-- START --
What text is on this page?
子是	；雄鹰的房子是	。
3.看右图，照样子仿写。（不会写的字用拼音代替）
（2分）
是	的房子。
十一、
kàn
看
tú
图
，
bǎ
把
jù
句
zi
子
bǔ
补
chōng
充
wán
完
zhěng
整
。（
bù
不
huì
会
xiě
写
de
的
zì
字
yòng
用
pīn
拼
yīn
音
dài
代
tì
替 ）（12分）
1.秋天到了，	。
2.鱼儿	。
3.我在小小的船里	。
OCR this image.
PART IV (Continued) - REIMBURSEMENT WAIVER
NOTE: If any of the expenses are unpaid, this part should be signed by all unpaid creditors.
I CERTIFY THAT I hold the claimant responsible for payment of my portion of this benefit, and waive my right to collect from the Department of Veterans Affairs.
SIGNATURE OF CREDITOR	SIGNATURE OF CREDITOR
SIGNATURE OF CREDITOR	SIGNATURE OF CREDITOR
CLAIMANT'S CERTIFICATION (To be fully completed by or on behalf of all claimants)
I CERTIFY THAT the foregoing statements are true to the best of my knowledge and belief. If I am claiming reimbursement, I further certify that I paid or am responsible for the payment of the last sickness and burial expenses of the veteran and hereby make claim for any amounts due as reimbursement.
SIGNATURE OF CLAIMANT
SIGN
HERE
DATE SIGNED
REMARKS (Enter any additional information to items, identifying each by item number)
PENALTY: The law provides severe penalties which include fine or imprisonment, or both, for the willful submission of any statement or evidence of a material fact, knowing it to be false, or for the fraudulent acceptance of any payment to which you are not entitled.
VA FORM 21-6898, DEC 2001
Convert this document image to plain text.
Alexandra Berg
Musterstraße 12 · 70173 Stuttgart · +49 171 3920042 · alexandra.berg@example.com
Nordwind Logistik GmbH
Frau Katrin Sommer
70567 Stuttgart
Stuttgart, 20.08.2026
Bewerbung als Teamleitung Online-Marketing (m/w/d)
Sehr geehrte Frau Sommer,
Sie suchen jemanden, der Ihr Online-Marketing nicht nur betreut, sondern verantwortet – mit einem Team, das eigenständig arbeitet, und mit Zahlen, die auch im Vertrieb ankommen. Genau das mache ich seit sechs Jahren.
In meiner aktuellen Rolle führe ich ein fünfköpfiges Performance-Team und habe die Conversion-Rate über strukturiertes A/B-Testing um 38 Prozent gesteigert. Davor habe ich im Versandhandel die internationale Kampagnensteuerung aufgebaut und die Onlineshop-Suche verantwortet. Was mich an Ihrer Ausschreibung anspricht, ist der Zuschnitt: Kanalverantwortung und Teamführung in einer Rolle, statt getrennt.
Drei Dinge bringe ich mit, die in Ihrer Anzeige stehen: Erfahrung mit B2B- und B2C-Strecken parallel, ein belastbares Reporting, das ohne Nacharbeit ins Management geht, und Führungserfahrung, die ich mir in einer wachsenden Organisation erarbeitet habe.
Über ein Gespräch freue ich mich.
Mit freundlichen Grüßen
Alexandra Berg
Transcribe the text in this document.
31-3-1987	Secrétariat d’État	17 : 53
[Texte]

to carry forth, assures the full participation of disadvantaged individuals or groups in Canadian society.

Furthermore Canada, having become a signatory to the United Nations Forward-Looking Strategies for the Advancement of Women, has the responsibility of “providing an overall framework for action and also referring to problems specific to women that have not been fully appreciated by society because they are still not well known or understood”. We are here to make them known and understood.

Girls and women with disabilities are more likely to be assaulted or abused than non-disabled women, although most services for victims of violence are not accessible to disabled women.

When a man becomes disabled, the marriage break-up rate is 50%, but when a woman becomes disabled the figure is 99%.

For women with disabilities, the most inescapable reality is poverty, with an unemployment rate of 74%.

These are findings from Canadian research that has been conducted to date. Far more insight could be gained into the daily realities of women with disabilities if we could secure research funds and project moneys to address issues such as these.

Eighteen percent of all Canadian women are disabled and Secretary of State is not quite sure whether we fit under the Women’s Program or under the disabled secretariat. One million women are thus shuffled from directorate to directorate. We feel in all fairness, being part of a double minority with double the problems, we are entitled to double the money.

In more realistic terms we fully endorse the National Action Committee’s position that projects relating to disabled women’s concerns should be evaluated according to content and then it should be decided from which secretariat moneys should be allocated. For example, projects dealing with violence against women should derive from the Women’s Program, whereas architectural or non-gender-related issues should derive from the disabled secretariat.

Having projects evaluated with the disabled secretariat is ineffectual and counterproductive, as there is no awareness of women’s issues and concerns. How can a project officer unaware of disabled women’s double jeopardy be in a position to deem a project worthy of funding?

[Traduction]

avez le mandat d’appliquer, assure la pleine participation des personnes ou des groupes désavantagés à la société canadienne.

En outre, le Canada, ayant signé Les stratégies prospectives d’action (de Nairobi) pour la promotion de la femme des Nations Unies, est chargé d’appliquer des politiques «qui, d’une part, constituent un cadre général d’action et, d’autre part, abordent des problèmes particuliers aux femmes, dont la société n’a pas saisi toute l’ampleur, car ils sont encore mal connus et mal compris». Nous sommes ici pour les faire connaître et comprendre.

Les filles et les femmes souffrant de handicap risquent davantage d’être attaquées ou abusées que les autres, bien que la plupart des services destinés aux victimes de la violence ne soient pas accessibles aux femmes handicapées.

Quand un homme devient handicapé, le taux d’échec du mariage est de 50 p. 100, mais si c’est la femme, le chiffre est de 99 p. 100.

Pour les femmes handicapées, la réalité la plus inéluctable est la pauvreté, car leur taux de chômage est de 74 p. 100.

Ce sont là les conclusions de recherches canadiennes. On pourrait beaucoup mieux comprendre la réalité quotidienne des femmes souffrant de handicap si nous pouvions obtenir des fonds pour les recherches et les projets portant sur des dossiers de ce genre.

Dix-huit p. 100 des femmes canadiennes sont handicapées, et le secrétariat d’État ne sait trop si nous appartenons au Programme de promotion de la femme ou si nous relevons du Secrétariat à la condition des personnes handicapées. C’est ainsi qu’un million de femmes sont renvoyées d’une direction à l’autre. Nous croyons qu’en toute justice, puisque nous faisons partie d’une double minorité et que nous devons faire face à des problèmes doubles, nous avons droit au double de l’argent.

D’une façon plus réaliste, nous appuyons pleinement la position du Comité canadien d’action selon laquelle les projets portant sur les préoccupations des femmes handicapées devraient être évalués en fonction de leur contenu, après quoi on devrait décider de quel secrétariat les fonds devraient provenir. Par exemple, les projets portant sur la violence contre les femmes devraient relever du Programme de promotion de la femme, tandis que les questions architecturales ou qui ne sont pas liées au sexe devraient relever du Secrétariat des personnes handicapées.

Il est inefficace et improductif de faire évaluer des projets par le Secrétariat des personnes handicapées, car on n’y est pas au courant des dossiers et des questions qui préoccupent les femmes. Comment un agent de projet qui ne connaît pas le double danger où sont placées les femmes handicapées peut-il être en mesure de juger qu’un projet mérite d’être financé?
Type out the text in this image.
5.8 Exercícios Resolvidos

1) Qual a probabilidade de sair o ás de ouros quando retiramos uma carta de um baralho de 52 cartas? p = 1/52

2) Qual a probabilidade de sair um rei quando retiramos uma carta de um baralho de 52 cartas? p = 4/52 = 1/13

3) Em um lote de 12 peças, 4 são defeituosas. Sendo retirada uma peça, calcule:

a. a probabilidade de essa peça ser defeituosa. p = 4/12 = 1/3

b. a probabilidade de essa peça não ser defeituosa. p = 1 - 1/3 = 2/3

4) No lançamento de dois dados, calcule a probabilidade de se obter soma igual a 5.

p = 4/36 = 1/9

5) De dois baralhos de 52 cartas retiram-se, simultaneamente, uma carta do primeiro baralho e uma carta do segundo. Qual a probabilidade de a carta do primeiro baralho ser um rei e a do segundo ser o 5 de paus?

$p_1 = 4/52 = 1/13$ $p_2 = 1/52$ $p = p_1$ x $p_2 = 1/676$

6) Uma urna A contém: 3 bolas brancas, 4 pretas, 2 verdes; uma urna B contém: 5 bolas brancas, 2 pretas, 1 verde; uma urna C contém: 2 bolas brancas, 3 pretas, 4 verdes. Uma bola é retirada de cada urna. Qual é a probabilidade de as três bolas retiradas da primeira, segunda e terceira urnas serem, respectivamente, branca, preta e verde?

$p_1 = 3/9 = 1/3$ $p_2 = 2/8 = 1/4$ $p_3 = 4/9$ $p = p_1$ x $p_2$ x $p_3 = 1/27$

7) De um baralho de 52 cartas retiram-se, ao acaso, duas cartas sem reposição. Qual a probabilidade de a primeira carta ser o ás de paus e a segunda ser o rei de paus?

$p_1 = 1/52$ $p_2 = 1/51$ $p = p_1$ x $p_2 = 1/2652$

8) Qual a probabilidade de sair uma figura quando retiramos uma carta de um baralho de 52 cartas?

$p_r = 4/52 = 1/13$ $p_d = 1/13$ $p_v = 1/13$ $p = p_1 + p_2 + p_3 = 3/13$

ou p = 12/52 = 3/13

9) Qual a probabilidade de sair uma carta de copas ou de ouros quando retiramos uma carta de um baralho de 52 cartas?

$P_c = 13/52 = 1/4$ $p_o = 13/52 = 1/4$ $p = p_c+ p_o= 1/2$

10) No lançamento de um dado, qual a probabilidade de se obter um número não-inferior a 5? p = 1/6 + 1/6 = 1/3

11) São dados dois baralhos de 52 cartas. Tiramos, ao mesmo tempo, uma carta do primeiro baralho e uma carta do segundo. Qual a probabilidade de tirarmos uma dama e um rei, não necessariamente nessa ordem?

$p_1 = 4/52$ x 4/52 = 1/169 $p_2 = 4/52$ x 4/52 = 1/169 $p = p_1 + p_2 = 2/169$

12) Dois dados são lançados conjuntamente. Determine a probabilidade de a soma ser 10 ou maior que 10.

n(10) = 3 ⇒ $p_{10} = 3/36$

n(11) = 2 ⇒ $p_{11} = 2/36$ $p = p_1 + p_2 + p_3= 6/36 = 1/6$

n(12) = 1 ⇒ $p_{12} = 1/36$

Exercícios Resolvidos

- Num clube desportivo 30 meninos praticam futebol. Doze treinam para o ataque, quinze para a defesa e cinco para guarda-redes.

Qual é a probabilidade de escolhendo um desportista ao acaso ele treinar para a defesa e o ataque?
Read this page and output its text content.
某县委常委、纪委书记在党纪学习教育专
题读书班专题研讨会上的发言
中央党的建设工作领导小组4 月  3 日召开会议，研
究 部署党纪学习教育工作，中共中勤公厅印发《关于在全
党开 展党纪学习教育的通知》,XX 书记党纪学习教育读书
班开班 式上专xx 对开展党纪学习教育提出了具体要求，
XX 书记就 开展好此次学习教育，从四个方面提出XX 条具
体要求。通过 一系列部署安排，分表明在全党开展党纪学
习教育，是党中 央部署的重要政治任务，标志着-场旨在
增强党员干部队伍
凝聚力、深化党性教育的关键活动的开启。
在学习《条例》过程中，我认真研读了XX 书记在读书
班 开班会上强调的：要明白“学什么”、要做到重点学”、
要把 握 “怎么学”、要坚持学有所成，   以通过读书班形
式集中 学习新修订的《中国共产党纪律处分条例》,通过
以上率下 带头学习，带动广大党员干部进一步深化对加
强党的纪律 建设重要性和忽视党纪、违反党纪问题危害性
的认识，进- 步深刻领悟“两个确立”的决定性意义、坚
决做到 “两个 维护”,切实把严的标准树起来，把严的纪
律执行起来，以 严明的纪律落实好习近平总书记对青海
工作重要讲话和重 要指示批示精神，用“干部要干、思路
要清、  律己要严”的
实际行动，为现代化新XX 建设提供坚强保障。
-- END --
WHAT THE TASK ASKS >> Note how many lines of the material contain the string "Exercícios". Then report that number by itself.

EXERCISE OUTPUT >> 2